• **Data for the task**:
# # # # #
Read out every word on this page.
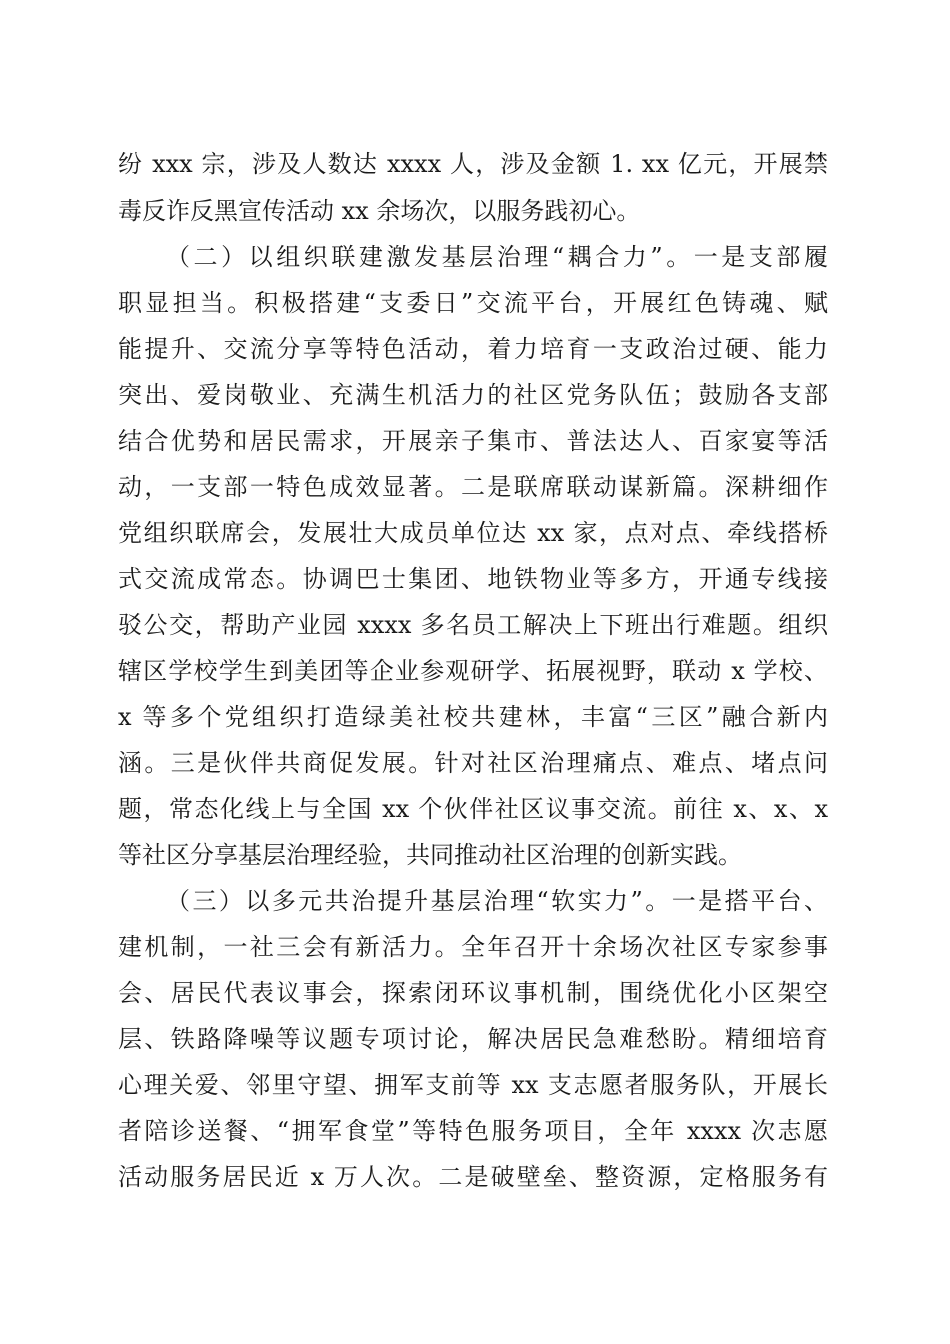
纷 xxx 宗，涉及人数达 xxxx 人，涉及金额 1. xx 亿元，开展禁
毒反诈反黑宣传活动 xx 余场次，以服务践初心。
（二）以组织联建激发基层治理“耦合力”。一是支部履
职显担当。积极搭建“支委日”交流平台，开展红色铸魂、赋
能提升、交流分享等特色活动，着力培育一支政治过硬、能力
突出、爱岗敬业、充满生机活力的社区党务队伍；鼓励各支部
结合优势和居民需求，开展亲子集市、普法达人、百家宴等活
动，一支部一特色成效显著。二是联席联动谋新篇。深耕细作
党组织联席会，发展壮大成员单位达 xx 家，点对点、牵线搭桥
式交流成常态。协调巴士集团、地铁物业等多方，开通专线接
驳公交，帮助产业园 xxxx 多名员工解决上下班出行难题。组织
辖区学校学生到美团等企业参观研学、拓展视野，联动 x 学校、
x 等多个党组织打造绿美社校共建林，丰富“三区”融合新内
涵。三是伙伴共商促发展。针对社区治理痛点、难点、堵点问
题，常态化线上与全国 xx 个伙伴社区议事交流。前往 x、x、x
等社区分享基层治理经验，共同推动社区治理的创新实践。
（三）以多元共治提升基层治理“软实力”。一是搭平台、
建机制，一社三会有新活力。全年召开十余场次社区专家参事
会、居民代表议事会，探索闭环议事机制，围绕优化小区架空
层、铁路降噪等议题专项讨论，解决居民急难愁盼。精细培育
心理关爱、邻里守望、拥军支前等 xx 支志愿者服务队，开展长
者陪诊送餐、“拥军食堂”等特色服务项目，全年 xxxx 次志愿
活动服务居民近 x 万人次。二是破壁垒、整资源，定格服务有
# # # # #
• **Do this**: Wherever the string "xxxx" appears in the entries above, list that line.

• **Solution below**:
纷 xxx 宗，涉及人数达 xxxx 人，涉及金额 1. xx 亿元，开展禁
驳公交，帮助产业园 xxxx 多名员工解决上下班出行难题。组织
者陪诊送餐、“拥军食堂”等特色服务项目，全年 xxxx 次志愿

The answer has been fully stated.